■ GIVEN INSTRUCTION: Write out the data again in full, exactly as it reads.

[Stored items]

**********

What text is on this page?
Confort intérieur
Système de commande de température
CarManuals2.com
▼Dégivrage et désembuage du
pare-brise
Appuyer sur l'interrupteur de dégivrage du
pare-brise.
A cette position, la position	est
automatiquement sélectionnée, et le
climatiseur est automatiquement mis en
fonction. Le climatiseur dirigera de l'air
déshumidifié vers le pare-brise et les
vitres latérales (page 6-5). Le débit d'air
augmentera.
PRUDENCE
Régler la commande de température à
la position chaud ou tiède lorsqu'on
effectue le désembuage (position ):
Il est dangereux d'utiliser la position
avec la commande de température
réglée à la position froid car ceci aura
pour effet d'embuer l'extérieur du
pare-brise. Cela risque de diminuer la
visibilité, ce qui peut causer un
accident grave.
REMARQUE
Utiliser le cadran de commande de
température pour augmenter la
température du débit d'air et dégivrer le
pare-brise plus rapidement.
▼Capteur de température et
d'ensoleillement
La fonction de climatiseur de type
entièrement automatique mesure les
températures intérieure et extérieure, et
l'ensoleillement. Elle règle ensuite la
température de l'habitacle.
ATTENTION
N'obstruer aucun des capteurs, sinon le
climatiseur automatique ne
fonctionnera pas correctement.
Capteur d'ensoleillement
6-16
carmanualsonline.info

**********

■ SOLVED PROBLEM:
What text is on this page?
Confort intérieur
Système de commande de température
CarManuals2.com
▼Dégivrage et désembuage du
pare-brise
Appuyer sur l'interrupteur de dégivrage du
pare-brise.
A cette position, la position	est
automatiquement sélectionnée, et le
climatiseur est automatiquement mis en
fonction. Le climatiseur dirigera de l'air
déshumidifié vers le pare-brise et les
vitres latérales (page 6-5). Le débit d'air
augmentera.
PRUDENCE
Régler la commande de température à
la position chaud ou tiède lorsqu'on
effectue le désembuage (position ):
Il est dangereux d'utiliser la position
avec la commande de température
réglée à la position froid car ceci aura
pour effet d'embuer l'extérieur du
pare-brise. Cela risque de diminuer la
visibilité, ce qui peut causer un
accident grave.
REMARQUE
Utiliser le cadran de commande de
température pour augmenter la
température du débit d'air et dégivrer le
pare-brise plus rapidement.
▼Capteur de température et
d'ensoleillement
La fonction de climatiseur de type
entièrement automatique mesure les
températures intérieure et extérieure, et
l'ensoleillement. Elle règle ensuite la
température de l'habitacle.
ATTENTION
N'obstruer aucun des capteurs, sinon le
climatiseur automatique ne
fonctionnera pas correctement.
Capteur d'ensoleillement
6-16
carmanualsonline.info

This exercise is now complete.